SHORT EXERCISE: Each entry here needs to be set down again exactly, please; pictures are left out.

○ ○ ○ ○ ○ ○ ○

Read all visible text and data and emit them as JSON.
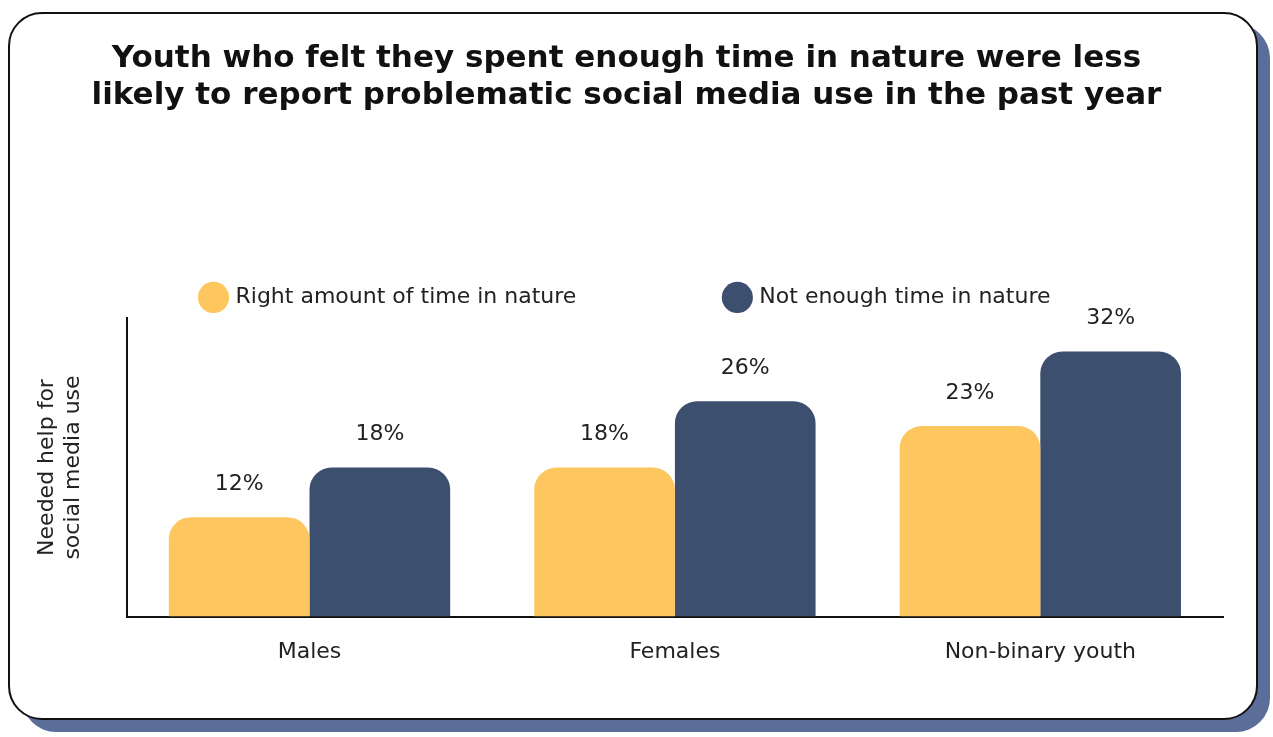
{
  "chart_data": {
    "type": "bar",
    "title": "Youth who felt they spent enough time in nature were less likely to report problematic social media use in the past year",
    "ylabel": "Needed help for social media use",
    "categories": [
      "Males",
      "Females",
      "Non-binary youth"
    ],
    "series": [
      {
        "name": "Right amount of time in nature",
        "color": "#fdc65e",
        "values": [
          12,
          18,
          23
        ],
        "value_labels": [
          "12%",
          "18%",
          "23%"
        ]
      },
      {
        "name": "Not enough time in nature",
        "color": "#3d4f6e",
        "values": [
          18,
          26,
          32
        ],
        "value_labels": [
          "18%",
          "26%",
          "32%"
        ]
      }
    ],
    "ylim": [
      0,
      36
    ],
    "tick_labels": "x",
    "grid": false,
    "legend": "top"
  }
}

○ ○ ○ ○ ○ ○ ○

RESULT BELOW:
Read all visible text and data and emit them as JSON.
{
  "chart_data": {
    "type": "bar",
    "title": "Youth who felt they spent enough time in nature were less likely to report problematic social media use in the past year",
    "ylabel": "Needed help for social media use",
    "categories": [
      "Males",
      "Females",
      "Non-binary youth"
    ],
    "series": [
      {
        "name": "Right amount of time in nature",
        "color": "#fdc65e",
        "values": [
          12,
          18,
          23
        ],
        "value_labels": [
          "12%",
          "18%",
          "23%"
        ]
      },
      {
        "name": "Not enough time in nature",
        "color": "#3d4f6e",
        "values": [
          18,
          26,
          32
        ],
        "value_labels": [
          "18%",
          "26%",
          "32%"
        ]
      }
    ],
    "ylim": [
      0,
      36
    ],
    "tick_labels": "x",
    "grid": false,
    "legend": "top"
  }
}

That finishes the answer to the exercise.